▸ Exercise directions: Keep only the lines of the listing that include the word "ylabel", and copy them.

▸ Supplied data:

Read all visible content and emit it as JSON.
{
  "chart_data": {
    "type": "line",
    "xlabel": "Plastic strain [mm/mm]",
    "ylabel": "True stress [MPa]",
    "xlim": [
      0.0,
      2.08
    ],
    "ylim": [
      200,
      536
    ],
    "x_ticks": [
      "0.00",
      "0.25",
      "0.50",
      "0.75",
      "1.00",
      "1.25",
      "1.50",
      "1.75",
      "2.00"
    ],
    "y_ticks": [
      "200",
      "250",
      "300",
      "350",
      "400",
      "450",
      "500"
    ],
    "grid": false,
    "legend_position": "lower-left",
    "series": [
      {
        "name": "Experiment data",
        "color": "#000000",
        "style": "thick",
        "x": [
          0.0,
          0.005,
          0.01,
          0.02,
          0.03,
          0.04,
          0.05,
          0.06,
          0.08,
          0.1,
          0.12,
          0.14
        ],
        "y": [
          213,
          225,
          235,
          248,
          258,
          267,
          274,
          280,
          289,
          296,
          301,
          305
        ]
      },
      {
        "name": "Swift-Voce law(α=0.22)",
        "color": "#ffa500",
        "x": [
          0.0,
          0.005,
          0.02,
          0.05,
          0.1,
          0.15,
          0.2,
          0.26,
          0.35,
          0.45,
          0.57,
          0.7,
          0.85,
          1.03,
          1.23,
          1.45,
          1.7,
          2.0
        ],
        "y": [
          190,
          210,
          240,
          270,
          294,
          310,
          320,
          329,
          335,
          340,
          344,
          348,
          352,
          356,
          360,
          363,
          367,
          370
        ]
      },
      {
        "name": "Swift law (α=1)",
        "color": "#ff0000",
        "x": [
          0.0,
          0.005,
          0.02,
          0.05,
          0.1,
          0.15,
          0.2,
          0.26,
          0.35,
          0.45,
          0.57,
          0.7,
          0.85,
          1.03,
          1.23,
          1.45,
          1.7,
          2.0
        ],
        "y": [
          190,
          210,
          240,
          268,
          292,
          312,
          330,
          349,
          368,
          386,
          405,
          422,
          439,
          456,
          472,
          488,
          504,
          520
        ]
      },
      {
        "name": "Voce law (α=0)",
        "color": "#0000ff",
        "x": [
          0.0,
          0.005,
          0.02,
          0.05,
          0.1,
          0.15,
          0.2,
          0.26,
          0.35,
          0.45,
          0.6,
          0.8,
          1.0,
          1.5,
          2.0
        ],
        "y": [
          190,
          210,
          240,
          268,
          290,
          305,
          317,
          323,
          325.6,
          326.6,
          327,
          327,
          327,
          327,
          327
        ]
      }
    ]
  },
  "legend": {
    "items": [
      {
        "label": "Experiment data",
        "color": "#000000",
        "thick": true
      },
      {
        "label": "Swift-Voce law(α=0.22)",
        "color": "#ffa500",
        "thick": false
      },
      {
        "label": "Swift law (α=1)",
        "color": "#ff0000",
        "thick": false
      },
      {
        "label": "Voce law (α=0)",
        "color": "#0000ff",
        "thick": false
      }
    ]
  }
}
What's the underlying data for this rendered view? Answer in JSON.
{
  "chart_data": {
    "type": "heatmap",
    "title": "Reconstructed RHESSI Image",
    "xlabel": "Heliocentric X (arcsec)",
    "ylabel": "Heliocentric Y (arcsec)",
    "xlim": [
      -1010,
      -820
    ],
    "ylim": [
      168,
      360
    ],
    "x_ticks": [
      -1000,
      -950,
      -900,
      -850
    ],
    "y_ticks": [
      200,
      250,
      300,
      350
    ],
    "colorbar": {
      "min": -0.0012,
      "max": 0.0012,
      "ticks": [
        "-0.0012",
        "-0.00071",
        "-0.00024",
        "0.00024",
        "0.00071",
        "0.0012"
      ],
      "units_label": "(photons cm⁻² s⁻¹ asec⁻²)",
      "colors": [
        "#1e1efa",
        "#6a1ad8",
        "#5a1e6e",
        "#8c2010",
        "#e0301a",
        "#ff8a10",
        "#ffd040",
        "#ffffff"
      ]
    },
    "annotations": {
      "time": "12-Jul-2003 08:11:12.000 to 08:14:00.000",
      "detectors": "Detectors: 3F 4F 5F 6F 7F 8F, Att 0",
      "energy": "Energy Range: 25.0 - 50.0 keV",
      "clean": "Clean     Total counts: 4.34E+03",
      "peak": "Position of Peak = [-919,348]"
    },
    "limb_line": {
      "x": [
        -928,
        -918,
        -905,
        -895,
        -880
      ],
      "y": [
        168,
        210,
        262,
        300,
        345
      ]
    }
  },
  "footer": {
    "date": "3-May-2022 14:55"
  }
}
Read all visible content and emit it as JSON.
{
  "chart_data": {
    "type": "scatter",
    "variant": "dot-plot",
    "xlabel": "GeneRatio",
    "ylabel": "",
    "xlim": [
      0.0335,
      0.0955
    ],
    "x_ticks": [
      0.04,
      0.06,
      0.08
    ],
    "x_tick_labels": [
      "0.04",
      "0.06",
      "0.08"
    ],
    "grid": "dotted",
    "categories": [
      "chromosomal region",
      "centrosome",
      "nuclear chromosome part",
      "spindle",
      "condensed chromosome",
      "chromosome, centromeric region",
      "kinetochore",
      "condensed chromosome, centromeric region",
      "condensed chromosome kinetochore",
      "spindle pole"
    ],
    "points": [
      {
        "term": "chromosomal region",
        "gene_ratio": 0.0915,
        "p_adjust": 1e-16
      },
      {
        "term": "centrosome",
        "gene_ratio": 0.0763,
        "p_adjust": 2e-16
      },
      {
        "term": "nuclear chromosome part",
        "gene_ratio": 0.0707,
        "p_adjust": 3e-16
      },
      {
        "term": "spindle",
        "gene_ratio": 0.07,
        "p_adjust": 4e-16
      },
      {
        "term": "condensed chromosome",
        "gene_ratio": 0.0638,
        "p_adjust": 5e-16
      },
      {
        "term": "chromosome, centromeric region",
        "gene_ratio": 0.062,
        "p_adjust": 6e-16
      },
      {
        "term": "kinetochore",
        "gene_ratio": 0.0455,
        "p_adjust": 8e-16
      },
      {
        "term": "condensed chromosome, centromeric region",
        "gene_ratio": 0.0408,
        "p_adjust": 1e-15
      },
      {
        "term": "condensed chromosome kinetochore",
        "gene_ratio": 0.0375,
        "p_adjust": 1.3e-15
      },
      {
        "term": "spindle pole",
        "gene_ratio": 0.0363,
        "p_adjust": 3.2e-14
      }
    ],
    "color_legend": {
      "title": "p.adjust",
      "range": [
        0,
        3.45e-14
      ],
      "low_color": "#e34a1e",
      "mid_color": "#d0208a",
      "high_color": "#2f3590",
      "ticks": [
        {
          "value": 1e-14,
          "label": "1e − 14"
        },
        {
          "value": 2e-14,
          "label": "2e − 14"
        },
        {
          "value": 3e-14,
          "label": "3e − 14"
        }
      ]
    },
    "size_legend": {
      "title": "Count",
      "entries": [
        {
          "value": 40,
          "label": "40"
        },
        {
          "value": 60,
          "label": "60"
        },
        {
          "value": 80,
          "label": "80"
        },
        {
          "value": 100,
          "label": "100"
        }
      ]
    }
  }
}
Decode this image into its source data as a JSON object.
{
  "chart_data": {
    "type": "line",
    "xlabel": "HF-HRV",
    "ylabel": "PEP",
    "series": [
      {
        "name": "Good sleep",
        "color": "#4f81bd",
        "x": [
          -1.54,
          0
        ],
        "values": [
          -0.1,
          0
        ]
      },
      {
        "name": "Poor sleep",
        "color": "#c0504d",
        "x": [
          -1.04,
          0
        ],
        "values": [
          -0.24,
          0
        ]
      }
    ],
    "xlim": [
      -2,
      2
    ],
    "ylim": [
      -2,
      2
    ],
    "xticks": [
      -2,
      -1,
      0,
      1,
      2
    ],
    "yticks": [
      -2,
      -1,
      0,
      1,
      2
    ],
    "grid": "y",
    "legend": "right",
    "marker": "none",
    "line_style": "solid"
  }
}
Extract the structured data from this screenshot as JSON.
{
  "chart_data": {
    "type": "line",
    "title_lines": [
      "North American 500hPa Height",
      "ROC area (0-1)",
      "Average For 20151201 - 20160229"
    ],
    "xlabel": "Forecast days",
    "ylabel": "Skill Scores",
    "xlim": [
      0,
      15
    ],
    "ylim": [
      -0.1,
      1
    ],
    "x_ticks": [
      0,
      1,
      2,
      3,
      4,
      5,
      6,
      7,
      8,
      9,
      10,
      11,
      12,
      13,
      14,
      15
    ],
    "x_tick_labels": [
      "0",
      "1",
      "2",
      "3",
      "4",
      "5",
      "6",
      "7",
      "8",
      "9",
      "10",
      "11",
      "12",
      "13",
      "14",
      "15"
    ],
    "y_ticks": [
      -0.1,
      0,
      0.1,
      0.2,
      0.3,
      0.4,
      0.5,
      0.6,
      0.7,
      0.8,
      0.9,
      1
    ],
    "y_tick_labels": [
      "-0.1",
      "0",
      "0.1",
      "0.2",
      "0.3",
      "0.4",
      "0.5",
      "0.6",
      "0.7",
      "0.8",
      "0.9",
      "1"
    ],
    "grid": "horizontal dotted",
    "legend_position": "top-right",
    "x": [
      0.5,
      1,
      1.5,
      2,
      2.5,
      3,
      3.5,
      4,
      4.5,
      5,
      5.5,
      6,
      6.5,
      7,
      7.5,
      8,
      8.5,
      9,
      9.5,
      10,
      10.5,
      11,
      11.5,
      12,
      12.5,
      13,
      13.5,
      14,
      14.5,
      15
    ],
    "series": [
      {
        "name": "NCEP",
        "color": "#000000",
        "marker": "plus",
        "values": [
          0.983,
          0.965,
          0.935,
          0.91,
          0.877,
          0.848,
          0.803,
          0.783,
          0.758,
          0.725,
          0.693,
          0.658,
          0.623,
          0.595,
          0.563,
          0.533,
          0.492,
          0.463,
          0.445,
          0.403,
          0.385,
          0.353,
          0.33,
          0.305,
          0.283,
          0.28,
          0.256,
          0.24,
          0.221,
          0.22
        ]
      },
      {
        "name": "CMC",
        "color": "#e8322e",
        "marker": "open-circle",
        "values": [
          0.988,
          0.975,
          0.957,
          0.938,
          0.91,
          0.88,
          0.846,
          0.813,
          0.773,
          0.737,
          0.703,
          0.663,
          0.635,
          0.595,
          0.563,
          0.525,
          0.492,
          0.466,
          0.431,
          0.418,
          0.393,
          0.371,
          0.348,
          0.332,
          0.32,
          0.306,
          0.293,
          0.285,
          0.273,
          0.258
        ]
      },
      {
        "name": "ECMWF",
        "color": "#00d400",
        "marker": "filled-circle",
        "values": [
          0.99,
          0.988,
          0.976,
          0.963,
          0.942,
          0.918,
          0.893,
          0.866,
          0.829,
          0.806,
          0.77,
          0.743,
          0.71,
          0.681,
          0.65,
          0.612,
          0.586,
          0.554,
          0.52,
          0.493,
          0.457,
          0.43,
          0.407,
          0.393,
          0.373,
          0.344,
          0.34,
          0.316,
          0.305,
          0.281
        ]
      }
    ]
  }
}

▸ Response below:
    "ylabel": "True stress [MPa]",
    "ylabel": "Heliocentric Y (arcsec)",
    "ylabel": "",
    "ylabel": "PEP",
    "ylabel": "Skill Scores",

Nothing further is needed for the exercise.